(TASK PROMPT) Below are some entries. Output each one exactly as it appears.

+---+

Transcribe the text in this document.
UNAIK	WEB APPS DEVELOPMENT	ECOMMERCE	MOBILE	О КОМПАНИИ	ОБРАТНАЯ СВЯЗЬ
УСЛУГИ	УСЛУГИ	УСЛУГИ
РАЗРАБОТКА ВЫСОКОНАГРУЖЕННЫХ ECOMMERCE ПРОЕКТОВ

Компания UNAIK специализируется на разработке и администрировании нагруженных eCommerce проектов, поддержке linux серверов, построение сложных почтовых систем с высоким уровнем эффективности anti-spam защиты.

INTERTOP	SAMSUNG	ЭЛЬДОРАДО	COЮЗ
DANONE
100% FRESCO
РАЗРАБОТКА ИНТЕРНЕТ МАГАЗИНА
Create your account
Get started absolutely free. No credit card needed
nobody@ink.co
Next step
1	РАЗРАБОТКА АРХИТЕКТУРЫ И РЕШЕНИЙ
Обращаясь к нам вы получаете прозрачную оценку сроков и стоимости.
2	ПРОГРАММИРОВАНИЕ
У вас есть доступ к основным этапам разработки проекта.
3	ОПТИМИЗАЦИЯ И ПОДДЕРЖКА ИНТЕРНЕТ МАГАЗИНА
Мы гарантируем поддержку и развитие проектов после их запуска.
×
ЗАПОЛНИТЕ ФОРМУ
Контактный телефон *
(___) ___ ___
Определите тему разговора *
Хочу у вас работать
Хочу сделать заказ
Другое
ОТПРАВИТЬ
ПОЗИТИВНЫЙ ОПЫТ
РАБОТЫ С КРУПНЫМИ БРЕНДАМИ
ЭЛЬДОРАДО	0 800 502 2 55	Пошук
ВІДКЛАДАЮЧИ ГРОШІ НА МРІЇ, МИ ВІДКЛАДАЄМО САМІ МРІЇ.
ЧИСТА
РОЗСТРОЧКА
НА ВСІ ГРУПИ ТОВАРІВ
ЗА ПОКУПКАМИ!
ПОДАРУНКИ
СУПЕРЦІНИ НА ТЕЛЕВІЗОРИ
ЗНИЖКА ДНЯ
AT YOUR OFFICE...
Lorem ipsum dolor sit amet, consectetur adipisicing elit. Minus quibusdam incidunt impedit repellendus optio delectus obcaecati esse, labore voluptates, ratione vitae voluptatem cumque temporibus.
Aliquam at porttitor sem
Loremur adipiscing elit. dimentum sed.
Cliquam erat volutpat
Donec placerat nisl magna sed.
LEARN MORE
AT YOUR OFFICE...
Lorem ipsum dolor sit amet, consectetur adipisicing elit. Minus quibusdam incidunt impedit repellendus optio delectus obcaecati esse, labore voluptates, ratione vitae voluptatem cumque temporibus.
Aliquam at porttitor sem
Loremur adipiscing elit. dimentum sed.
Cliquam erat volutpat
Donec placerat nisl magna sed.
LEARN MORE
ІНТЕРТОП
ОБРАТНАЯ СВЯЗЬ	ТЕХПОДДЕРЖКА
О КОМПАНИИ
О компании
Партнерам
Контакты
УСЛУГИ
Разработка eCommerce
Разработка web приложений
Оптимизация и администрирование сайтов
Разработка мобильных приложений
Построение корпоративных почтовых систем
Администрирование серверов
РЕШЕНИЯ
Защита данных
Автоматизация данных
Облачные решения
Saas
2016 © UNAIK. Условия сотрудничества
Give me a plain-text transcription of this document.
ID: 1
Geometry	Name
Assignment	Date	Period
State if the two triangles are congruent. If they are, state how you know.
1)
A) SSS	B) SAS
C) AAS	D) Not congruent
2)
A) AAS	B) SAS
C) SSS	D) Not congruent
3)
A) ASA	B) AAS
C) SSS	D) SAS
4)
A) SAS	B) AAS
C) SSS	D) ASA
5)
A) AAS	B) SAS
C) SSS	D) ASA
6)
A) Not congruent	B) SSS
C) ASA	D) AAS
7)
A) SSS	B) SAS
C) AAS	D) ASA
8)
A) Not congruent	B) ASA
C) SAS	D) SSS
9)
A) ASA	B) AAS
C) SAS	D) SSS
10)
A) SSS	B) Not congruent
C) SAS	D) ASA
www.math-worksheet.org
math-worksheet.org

+---+

(TASK OUTPUT)
Transcribe the text in this document.
UNAIK	WEB APPS DEVELOPMENT	ECOMMERCE	MOBILE	О КОМПАНИИ	ОБРАТНАЯ СВЯЗЬ
УСЛУГИ	УСЛУГИ	УСЛУГИ
РАЗРАБОТКА ВЫСОКОНАГРУЖЕННЫХ ECOMMERCE ПРОЕКТОВ

Компания UNAIK специализируется на разработке и администрировании нагруженных eCommerce проектов, поддержке linux серверов, построение сложных почтовых систем с высоким уровнем эффективности anti-spam защиты.

INTERTOP	SAMSUNG	ЭЛЬДОРАДО	COЮЗ
DANONE
100% FRESCO
РАЗРАБОТКА ИНТЕРНЕТ МАГАЗИНА
Create your account
Get started absolutely free. No credit card needed
nobody@ink.co
Next step
1	РАЗРАБОТКА АРХИТЕКТУРЫ И РЕШЕНИЙ
Обращаясь к нам вы получаете прозрачную оценку сроков и стоимости.
2	ПРОГРАММИРОВАНИЕ
У вас есть доступ к основным этапам разработки проекта.
3	ОПТИМИЗАЦИЯ И ПОДДЕРЖКА ИНТЕРНЕТ МАГАЗИНА
Мы гарантируем поддержку и развитие проектов после их запуска.
×
ЗАПОЛНИТЕ ФОРМУ
Контактный телефон *
(___) ___ ___
Определите тему разговора *
Хочу у вас работать
Хочу сделать заказ
Другое
ОТПРАВИТЬ
ПОЗИТИВНЫЙ ОПЫТ
РАБОТЫ С КРУПНЫМИ БРЕНДАМИ
ЭЛЬДОРАДО	0 800 502 2 55	Пошук
ВІДКЛАДАЮЧИ ГРОШІ НА МРІЇ, МИ ВІДКЛАДАЄМО САМІ МРІЇ.
ЧИСТА
РОЗСТРОЧКА
НА ВСІ ГРУПИ ТОВАРІВ
ЗА ПОКУПКАМИ!
ПОДАРУНКИ
СУПЕРЦІНИ НА ТЕЛЕВІЗОРИ
ЗНИЖКА ДНЯ
AT YOUR OFFICE...
Lorem ipsum dolor sit amet, consectetur adipisicing elit. Minus quibusdam incidunt impedit repellendus optio delectus obcaecati esse, labore voluptates, ratione vitae voluptatem cumque temporibus.
Aliquam at porttitor sem
Loremur adipiscing elit. dimentum sed.
Cliquam erat volutpat
Donec placerat nisl magna sed.
LEARN MORE
AT YOUR OFFICE...
Lorem ipsum dolor sit amet, consectetur adipisicing elit. Minus quibusdam incidunt impedit repellendus optio delectus obcaecati esse, labore voluptates, ratione vitae voluptatem cumque temporibus.
Aliquam at porttitor sem
Loremur adipiscing elit. dimentum sed.
Cliquam erat volutpat
Donec placerat nisl magna sed.
LEARN MORE
ІНТЕРТОП
ОБРАТНАЯ СВЯЗЬ	ТЕХПОДДЕРЖКА
О КОМПАНИИ
О компании
Партнерам
Контакты
УСЛУГИ
Разработка eCommerce
Разработка web приложений
Оптимизация и администрирование сайтов
Разработка мобильных приложений
Построение корпоративных почтовых систем
Администрирование серверов
РЕШЕНИЯ
Защита данных
Автоматизация данных
Облачные решения
Saas
2016 © UNAIK. Условия сотрудничества
Give me a plain-text transcription of this document.
ID: 1
Geometry	Name
Assignment	Date	Period
State if the two triangles are congruent. If they are, state how you know.
1)
A) SSS	B) SAS
C) AAS	D) Not congruent
2)
A) AAS	B) SAS
C) SSS	D) Not congruent
3)
A) ASA	B) AAS
C) SSS	D) SAS
4)
A) SAS	B) AAS
C) SSS	D) ASA
5)
A) AAS	B) SAS
C) SSS	D) ASA
6)
A) Not congruent	B) SSS
C) ASA	D) AAS
7)
A) SSS	B) SAS
C) AAS	D) ASA
8)
A) Not congruent	B) ASA
C) SAS	D) SSS
9)
A) ASA	B) AAS
C) SAS	D) SSS
10)
A) SSS	B) Not congruent
C) SAS	D) ASA
www.math-worksheet.org
math-worksheet.org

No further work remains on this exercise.